REQUIRED ACTION:
For every entry below, give it back exactly and leave out any image.

SUPPLIED DATA:
·····

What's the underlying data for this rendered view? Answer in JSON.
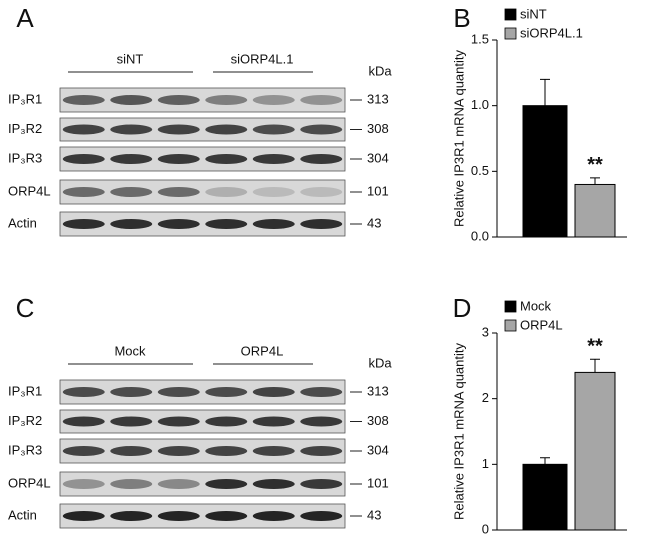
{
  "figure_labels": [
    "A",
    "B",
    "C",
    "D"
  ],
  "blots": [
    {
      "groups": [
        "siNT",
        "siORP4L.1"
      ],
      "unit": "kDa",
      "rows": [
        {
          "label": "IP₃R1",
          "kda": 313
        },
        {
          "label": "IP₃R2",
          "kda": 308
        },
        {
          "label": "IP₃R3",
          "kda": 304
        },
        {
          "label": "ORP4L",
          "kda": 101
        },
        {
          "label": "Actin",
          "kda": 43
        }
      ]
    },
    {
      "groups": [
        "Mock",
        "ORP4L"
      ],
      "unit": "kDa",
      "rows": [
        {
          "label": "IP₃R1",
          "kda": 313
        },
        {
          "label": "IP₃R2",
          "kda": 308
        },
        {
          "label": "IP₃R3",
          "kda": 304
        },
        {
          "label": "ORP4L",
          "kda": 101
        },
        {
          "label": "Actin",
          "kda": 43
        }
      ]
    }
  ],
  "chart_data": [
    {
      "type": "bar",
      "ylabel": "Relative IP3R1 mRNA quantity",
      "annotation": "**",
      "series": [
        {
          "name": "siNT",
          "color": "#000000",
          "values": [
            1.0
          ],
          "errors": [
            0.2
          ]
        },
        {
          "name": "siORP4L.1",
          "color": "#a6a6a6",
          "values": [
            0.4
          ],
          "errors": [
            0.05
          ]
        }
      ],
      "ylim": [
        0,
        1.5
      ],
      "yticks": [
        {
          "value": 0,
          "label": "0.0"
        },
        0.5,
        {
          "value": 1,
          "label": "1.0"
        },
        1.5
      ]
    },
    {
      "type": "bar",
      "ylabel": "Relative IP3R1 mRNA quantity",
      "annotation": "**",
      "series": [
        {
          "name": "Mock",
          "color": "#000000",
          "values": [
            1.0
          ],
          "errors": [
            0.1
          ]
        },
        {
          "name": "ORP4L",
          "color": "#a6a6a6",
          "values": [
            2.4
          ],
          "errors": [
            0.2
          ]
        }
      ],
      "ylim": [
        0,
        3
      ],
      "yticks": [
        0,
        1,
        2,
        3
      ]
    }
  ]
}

·····

SOLUTION TO THIS PROBLEM:
What's the underlying data for this rendered view? Answer in JSON.
{
  "figure_labels": [
    "A",
    "B",
    "C",
    "D"
  ],
  "blots": [
    {
      "groups": [
        "siNT",
        "siORP4L.1"
      ],
      "unit": "kDa",
      "rows": [
        {
          "label": "IP₃R1",
          "kda": 313
        },
        {
          "label": "IP₃R2",
          "kda": 308
        },
        {
          "label": "IP₃R3",
          "kda": 304
        },
        {
          "label": "ORP4L",
          "kda": 101
        },
        {
          "label": "Actin",
          "kda": 43
        }
      ]
    },
    {
      "groups": [
        "Mock",
        "ORP4L"
      ],
      "unit": "kDa",
      "rows": [
        {
          "label": "IP₃R1",
          "kda": 313
        },
        {
          "label": "IP₃R2",
          "kda": 308
        },
        {
          "label": "IP₃R3",
          "kda": 304
        },
        {
          "label": "ORP4L",
          "kda": 101
        },
        {
          "label": "Actin",
          "kda": 43
        }
      ]
    }
  ],
  "chart_data": [
    {
      "type": "bar",
      "ylabel": "Relative IP3R1 mRNA quantity",
      "annotation": "**",
      "series": [
        {
          "name": "siNT",
          "color": "#000000",
          "values": [
            1.0
          ],
          "errors": [
            0.2
          ]
        },
        {
          "name": "siORP4L.1",
          "color": "#a6a6a6",
          "values": [
            0.4
          ],
          "errors": [
            0.05
          ]
        }
      ],
      "ylim": [
        0,
        1.5
      ],
      "yticks": [
        {
          "value": 0,
          "label": "0.0"
        },
        0.5,
        {
          "value": 1,
          "label": "1.0"
        },
        1.5
      ]
    },
    {
      "type": "bar",
      "ylabel": "Relative IP3R1 mRNA quantity",
      "annotation": "**",
      "series": [
        {
          "name": "Mock",
          "color": "#000000",
          "values": [
            1.0
          ],
          "errors": [
            0.1
          ]
        },
        {
          "name": "ORP4L",
          "color": "#a6a6a6",
          "values": [
            2.4
          ],
          "errors": [
            0.2
          ]
        }
      ],
      "ylim": [
        0,
        3
      ],
      "yticks": [
        0,
        1,
        2,
        3
      ]
    }
  ]
}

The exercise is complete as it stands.